(Dataset items)
** Start **
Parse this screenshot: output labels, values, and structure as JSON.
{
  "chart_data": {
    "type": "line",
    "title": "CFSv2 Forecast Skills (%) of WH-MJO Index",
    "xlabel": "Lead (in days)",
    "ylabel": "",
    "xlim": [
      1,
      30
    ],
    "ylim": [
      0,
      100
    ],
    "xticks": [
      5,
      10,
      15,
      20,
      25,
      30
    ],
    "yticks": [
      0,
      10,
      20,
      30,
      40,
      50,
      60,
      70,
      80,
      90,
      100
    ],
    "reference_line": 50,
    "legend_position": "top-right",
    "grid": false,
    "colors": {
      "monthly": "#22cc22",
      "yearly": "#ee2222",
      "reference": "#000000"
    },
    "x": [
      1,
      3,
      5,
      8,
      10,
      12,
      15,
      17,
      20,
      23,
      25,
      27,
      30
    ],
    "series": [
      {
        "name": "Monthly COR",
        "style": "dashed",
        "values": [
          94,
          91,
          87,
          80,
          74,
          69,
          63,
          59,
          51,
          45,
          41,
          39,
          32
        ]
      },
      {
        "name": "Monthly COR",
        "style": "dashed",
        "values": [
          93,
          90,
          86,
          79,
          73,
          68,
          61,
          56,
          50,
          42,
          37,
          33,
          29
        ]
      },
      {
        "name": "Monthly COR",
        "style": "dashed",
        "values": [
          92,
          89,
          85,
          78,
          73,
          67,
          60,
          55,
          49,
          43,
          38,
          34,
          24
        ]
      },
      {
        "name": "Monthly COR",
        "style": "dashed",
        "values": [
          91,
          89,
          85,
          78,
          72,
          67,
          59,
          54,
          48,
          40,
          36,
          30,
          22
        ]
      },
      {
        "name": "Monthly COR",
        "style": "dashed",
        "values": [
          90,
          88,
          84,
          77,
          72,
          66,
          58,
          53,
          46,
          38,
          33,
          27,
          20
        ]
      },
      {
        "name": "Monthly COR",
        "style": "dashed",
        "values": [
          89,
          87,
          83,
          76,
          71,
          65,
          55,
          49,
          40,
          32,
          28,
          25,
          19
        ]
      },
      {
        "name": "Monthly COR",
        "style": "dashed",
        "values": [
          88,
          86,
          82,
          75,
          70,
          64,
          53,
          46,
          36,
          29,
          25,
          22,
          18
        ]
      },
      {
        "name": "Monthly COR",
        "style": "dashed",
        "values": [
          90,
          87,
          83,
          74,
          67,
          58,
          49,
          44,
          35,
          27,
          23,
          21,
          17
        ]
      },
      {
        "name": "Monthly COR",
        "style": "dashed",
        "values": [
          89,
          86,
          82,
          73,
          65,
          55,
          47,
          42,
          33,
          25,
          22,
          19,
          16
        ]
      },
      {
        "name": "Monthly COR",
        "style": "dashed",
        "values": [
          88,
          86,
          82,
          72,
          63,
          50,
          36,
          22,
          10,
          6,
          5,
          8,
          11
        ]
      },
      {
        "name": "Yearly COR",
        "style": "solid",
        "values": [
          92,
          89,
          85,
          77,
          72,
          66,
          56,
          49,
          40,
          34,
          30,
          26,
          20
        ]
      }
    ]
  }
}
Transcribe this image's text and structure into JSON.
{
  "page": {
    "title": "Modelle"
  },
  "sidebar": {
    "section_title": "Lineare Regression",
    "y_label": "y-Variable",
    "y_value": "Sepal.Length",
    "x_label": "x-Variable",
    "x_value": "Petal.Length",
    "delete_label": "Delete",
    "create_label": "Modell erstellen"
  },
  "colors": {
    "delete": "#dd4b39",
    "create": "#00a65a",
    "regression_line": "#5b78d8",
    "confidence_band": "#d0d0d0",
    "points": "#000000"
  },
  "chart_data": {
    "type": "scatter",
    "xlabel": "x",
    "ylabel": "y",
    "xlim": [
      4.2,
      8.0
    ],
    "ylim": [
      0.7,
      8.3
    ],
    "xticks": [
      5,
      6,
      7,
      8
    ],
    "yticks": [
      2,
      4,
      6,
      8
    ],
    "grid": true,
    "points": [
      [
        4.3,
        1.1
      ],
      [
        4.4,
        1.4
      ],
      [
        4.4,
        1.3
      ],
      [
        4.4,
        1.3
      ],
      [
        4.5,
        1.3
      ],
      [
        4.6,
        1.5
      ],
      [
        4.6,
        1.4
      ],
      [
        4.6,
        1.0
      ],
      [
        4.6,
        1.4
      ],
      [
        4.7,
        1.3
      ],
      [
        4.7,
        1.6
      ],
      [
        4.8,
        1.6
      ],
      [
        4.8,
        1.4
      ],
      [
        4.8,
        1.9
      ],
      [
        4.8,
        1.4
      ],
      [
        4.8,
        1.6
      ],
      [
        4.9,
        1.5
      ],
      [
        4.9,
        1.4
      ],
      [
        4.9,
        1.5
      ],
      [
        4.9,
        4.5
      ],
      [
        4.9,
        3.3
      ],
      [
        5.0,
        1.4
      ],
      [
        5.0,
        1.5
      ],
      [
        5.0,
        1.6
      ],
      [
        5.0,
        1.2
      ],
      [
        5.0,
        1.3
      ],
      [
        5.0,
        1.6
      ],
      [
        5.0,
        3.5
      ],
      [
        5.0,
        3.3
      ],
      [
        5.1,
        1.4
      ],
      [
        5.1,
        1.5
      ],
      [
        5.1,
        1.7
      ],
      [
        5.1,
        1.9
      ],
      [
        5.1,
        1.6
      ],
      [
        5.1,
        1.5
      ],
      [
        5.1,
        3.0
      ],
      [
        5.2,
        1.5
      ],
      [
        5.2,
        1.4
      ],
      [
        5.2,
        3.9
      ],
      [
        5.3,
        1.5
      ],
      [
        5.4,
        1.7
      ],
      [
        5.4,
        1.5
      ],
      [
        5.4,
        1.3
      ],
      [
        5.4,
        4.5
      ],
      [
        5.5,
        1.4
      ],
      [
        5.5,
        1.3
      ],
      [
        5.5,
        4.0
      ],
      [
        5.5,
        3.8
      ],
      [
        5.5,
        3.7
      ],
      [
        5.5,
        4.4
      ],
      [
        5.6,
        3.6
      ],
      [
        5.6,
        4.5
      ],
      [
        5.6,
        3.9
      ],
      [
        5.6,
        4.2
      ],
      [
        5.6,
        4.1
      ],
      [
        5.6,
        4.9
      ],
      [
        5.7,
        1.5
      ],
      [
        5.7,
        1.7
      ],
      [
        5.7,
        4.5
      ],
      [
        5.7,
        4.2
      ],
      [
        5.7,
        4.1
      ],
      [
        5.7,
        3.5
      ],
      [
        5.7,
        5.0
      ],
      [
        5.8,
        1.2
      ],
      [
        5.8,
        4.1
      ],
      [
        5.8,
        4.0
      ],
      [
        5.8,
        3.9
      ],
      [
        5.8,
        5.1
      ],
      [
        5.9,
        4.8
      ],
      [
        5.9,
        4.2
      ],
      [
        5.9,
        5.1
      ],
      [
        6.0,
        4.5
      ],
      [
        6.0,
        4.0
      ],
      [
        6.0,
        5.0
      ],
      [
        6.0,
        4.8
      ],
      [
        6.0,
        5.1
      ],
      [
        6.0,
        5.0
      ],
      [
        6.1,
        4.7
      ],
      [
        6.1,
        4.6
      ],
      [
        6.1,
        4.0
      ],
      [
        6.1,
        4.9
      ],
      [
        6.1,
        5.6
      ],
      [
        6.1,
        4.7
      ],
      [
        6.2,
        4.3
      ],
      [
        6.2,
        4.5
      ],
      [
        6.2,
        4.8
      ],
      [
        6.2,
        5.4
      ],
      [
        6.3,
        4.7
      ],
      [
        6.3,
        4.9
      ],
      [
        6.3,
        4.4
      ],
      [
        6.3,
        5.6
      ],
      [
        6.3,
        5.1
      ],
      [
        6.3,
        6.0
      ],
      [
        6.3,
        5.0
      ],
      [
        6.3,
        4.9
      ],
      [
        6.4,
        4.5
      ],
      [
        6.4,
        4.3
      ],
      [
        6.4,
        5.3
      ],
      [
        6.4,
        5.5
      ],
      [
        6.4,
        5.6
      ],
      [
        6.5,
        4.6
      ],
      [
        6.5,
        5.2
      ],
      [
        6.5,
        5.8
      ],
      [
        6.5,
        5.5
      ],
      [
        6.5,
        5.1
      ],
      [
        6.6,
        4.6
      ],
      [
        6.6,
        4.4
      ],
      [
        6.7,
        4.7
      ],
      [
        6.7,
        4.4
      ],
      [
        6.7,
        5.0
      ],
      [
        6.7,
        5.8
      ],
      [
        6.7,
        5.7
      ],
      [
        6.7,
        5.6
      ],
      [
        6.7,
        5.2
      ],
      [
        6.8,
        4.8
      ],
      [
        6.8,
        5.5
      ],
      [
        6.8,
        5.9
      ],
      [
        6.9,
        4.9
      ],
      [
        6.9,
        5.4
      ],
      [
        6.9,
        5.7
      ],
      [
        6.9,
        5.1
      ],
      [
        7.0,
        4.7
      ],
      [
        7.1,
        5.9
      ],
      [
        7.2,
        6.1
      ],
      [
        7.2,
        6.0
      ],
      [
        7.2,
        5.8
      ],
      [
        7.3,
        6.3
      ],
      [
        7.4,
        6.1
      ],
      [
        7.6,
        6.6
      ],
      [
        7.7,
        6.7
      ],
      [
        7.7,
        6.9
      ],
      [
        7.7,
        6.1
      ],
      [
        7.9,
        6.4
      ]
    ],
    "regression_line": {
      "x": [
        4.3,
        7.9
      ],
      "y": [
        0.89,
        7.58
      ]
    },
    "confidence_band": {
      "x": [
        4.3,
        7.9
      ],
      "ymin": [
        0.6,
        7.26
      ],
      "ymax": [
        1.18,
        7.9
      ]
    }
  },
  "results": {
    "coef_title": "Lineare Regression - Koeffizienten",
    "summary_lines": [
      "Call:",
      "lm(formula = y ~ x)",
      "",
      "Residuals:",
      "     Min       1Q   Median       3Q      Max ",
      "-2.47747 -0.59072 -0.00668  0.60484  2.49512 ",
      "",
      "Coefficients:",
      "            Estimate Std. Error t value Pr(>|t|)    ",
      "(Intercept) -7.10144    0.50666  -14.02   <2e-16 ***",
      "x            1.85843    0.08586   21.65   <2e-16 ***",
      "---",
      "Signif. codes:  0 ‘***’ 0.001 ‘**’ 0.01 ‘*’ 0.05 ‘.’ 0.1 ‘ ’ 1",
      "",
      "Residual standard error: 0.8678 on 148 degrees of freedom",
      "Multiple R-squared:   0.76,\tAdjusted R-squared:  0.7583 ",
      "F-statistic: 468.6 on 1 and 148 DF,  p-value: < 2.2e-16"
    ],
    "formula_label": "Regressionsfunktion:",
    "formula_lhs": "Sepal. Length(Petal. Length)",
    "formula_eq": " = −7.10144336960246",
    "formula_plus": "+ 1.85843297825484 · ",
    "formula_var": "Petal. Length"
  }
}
** End **
• [Exercise prompt]: From the entries, report each line that includes the word "Lineare".

• [Reply]:
    "section_title": "Lineare Regression",
    "coef_title": "Lineare Regression - Koeffizienten",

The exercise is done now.